(Dataset items)
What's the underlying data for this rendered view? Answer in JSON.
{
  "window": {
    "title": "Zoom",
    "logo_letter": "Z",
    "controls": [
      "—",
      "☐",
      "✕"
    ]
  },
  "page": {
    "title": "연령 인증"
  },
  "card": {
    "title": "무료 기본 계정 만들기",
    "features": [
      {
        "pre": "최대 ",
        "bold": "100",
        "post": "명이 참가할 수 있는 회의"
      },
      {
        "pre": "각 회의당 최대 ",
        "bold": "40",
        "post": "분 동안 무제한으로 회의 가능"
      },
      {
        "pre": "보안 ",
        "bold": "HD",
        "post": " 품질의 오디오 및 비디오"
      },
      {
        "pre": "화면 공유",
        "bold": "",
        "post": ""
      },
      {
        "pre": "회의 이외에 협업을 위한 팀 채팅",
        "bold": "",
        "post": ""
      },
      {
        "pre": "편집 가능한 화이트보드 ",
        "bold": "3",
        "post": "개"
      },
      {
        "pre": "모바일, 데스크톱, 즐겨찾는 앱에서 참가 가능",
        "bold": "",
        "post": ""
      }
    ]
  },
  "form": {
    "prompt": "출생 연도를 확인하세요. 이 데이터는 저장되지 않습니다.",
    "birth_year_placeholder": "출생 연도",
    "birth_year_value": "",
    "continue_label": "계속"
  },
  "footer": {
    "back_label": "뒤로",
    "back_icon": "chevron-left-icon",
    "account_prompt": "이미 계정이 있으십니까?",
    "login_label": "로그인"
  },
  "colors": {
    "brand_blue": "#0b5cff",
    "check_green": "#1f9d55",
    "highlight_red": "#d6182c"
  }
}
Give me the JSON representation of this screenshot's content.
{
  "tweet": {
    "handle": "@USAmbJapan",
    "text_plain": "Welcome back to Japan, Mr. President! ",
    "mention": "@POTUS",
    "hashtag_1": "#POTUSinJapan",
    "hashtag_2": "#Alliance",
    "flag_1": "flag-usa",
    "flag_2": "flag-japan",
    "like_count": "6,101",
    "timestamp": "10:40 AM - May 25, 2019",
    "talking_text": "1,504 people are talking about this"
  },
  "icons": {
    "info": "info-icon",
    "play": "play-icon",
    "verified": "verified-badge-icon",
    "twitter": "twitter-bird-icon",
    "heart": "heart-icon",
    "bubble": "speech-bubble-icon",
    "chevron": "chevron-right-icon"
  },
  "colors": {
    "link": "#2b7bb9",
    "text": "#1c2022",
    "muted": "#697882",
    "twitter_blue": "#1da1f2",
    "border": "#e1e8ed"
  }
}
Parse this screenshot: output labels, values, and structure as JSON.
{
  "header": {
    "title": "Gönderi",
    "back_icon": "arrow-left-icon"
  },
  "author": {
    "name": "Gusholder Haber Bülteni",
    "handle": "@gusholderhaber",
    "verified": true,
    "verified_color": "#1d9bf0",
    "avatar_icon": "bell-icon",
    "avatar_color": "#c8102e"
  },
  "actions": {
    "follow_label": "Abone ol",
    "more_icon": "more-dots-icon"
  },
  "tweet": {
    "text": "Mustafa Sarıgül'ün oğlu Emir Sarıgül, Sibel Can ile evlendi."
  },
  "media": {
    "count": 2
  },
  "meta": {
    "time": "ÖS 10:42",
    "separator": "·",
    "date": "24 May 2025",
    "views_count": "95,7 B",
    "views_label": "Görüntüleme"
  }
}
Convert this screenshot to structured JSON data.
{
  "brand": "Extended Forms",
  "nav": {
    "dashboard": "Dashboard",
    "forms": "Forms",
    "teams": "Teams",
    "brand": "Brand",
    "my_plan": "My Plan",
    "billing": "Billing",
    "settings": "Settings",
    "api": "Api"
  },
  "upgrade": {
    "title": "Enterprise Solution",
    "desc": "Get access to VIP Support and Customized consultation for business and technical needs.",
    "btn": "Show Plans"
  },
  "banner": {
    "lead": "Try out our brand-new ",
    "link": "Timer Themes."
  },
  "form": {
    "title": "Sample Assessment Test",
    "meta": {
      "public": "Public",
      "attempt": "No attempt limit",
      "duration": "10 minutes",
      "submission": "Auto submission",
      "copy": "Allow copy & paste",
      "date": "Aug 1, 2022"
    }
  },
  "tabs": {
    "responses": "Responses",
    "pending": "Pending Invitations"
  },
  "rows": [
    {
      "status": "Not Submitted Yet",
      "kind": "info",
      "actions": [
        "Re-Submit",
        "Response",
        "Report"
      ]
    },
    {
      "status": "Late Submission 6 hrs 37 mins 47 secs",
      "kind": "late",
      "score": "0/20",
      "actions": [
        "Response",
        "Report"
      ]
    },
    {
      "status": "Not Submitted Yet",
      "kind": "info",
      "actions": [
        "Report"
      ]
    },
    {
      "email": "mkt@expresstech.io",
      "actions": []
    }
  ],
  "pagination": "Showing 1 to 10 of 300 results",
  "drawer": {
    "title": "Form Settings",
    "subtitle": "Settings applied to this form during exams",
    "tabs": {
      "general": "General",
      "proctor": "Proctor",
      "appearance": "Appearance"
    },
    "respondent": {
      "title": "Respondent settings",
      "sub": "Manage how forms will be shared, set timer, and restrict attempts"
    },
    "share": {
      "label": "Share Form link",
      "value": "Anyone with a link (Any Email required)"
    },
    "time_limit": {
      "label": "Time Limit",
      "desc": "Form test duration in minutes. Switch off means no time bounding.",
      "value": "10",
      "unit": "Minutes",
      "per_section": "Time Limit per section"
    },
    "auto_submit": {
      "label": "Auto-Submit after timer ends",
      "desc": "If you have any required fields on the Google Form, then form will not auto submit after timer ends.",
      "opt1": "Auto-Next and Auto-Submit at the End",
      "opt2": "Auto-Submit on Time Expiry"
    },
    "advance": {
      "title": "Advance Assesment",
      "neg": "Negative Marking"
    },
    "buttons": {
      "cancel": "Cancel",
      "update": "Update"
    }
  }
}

#### GOAL:
Copy each line that contains the word "bold".

#### COMPLETE ANSWER:
        "bold": "100",
        "bold": "40",
        "bold": "HD",
        "bold": "",
        "bold": "",
        "bold": "3",
        "bold": "",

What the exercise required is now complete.